EXERCISE AIM - Give back the full listing verbatim, apart from its images.

[Begin]

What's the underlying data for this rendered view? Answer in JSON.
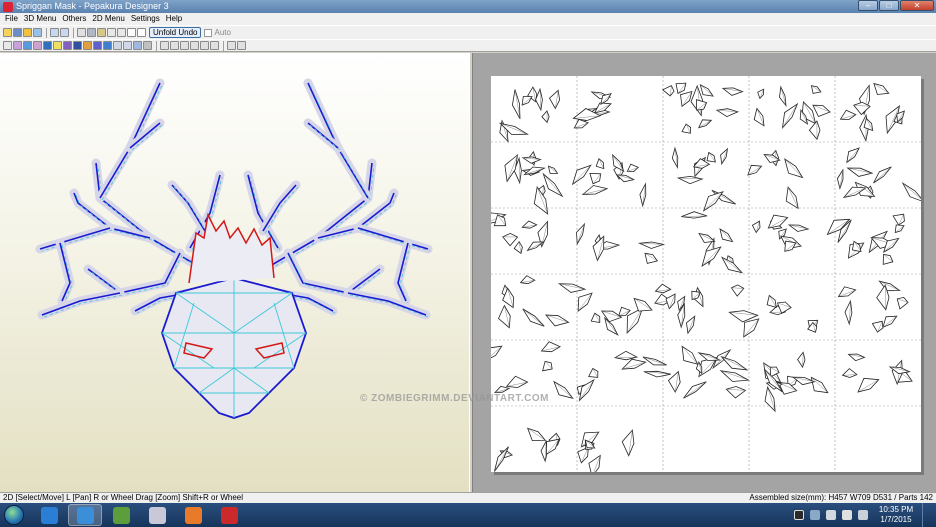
{
  "window": {
    "title": "Spriggan Mask - Pepakura Designer 3",
    "controls": {
      "minimize": "–",
      "maximize": "□",
      "close": "✕"
    }
  },
  "menu": {
    "items": [
      "File",
      "3D Menu",
      "Others",
      "2D Menu",
      "Settings",
      "Help"
    ]
  },
  "toolbar": {
    "unfold_undo_label": "Unfold Undo",
    "auto_label": "Auto",
    "auto_checked": false
  },
  "viewport3d": {
    "model": "spriggan-mask-wireframe",
    "colors": {
      "edge": "#1a1ad0",
      "fold": "#3cc8d8",
      "cut": "#d41818",
      "face": "#d6d6e8"
    }
  },
  "viewport2d": {
    "layout": {
      "columns": 5,
      "rows": 6,
      "filled_pages": 27
    }
  },
  "watermark": "© ZOMBIEGRIMM.DEVIANTART.COM",
  "status": {
    "left": "2D [Select/Move] L [Pan] R or Wheel Drag [Zoom] Shift+R or Wheel",
    "right": "Assembled size(mm): H457 W709 D531 / Parts 142"
  },
  "taskbar": {
    "apps": [
      {
        "name": "internet-explorer-icon",
        "color": "#2a7fd4"
      },
      {
        "name": "pepakura-icon",
        "color": "#3a8fd8",
        "active": true
      },
      {
        "name": "minecraft-icon",
        "color": "#5c9d3c"
      },
      {
        "name": "media-player-icon",
        "color": "#c8c8d8"
      },
      {
        "name": "photo-app-icon",
        "color": "#e87a2a"
      },
      {
        "name": "shape-app-icon",
        "color": "#cc2a2a"
      }
    ],
    "clock": {
      "time": "10:35 PM",
      "date": "1/7/2015"
    }
  }
}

[End]

RESULT OF THIS EXERCISE -
What's the underlying data for this rendered view? Answer in JSON.
{
  "window": {
    "title": "Spriggan Mask - Pepakura Designer 3",
    "controls": {
      "minimize": "–",
      "maximize": "□",
      "close": "✕"
    }
  },
  "menu": {
    "items": [
      "File",
      "3D Menu",
      "Others",
      "2D Menu",
      "Settings",
      "Help"
    ]
  },
  "toolbar": {
    "unfold_undo_label": "Unfold Undo",
    "auto_label": "Auto",
    "auto_checked": false
  },
  "viewport3d": {
    "model": "spriggan-mask-wireframe",
    "colors": {
      "edge": "#1a1ad0",
      "fold": "#3cc8d8",
      "cut": "#d41818",
      "face": "#d6d6e8"
    }
  },
  "viewport2d": {
    "layout": {
      "columns": 5,
      "rows": 6,
      "filled_pages": 27
    }
  },
  "watermark": "© ZOMBIEGRIMM.DEVIANTART.COM",
  "status": {
    "left": "2D [Select/Move] L [Pan] R or Wheel Drag [Zoom] Shift+R or Wheel",
    "right": "Assembled size(mm): H457 W709 D531 / Parts 142"
  },
  "taskbar": {
    "apps": [
      {
        "name": "internet-explorer-icon",
        "color": "#2a7fd4"
      },
      {
        "name": "pepakura-icon",
        "color": "#3a8fd8",
        "active": true
      },
      {
        "name": "minecraft-icon",
        "color": "#5c9d3c"
      },
      {
        "name": "media-player-icon",
        "color": "#c8c8d8"
      },
      {
        "name": "photo-app-icon",
        "color": "#e87a2a"
      },
      {
        "name": "shape-app-icon",
        "color": "#cc2a2a"
      }
    ],
    "clock": {
      "time": "10:35 PM",
      "date": "1/7/2015"
    }
  }
}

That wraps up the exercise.